◆ **ACTION ITEM**:
Copy each line of the entries below that contains the string "called".

Document page data:
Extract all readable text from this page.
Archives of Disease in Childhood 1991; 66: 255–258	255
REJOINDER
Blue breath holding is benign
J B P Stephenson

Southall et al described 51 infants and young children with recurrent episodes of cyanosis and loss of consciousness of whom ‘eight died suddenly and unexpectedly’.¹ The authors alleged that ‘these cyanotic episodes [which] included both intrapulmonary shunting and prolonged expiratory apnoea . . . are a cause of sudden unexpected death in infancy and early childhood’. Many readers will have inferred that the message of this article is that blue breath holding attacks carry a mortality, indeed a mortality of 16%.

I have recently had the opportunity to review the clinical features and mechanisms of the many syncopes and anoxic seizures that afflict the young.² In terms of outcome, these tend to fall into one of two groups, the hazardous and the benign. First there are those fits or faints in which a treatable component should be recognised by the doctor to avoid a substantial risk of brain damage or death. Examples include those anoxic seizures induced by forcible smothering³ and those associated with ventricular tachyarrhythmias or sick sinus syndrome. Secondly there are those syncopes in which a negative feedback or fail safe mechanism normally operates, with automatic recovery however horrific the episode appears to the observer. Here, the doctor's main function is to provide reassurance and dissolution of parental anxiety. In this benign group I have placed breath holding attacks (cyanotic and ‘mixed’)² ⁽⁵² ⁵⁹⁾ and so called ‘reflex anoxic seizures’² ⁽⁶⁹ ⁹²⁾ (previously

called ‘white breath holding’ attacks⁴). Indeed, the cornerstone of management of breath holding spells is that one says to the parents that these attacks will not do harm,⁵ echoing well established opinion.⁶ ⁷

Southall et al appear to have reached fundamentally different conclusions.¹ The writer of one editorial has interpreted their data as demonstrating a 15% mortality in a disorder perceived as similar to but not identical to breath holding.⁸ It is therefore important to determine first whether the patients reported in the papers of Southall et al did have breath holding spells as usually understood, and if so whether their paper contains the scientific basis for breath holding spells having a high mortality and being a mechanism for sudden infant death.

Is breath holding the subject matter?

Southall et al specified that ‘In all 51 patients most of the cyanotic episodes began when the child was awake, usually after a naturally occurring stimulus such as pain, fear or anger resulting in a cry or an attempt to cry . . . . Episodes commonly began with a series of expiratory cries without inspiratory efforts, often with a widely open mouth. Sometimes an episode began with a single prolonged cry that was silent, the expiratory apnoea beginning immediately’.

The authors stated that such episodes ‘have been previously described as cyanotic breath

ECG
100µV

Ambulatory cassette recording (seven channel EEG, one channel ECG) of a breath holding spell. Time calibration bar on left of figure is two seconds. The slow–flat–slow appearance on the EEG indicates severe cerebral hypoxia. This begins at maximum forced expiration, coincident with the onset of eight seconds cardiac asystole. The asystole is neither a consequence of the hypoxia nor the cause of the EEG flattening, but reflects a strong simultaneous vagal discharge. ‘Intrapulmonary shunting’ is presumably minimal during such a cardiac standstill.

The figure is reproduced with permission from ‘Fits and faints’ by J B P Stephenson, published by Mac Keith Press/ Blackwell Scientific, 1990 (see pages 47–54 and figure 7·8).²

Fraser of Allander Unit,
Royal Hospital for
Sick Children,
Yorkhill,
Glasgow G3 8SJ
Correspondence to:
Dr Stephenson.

◆ **SOLUTION FOR THIS EXERCISE**:
I have recently had the opportunity to review the clinical features and mechanisms of the many syncopes and anoxic seizures that afflict the young.² In terms of outcome, these tend to fall into one of two groups, the hazardous and the benign. First there are those fits or faints in which a treatable component should be recognised by the doctor to avoid a substantial risk of brain damage or death. Examples include those anoxic seizures induced by forcible smothering³ and those associated with ventricular tachyarrhythmias or sick sinus syndrome. Secondly there are those syncopes in which a negative feedback or fail safe mechanism normally operates, with automatic recovery however horrific the episode appears to the observer. Here, the doctor's main function is to provide reassurance and dissolution of parental anxiety. In this benign group I have placed breath holding attacks (cyanotic and ‘mixed’)² ⁽⁵² ⁵⁹⁾ and so called ‘reflex anoxic seizures’² ⁽⁶⁹ ⁹²⁾ (previously
called ‘white breath holding’ attacks⁴). Indeed, the cornerstone of management of breath holding spells is that one says to the parents that these attacks will not do harm,⁵ echoing well established opinion.⁶ ⁷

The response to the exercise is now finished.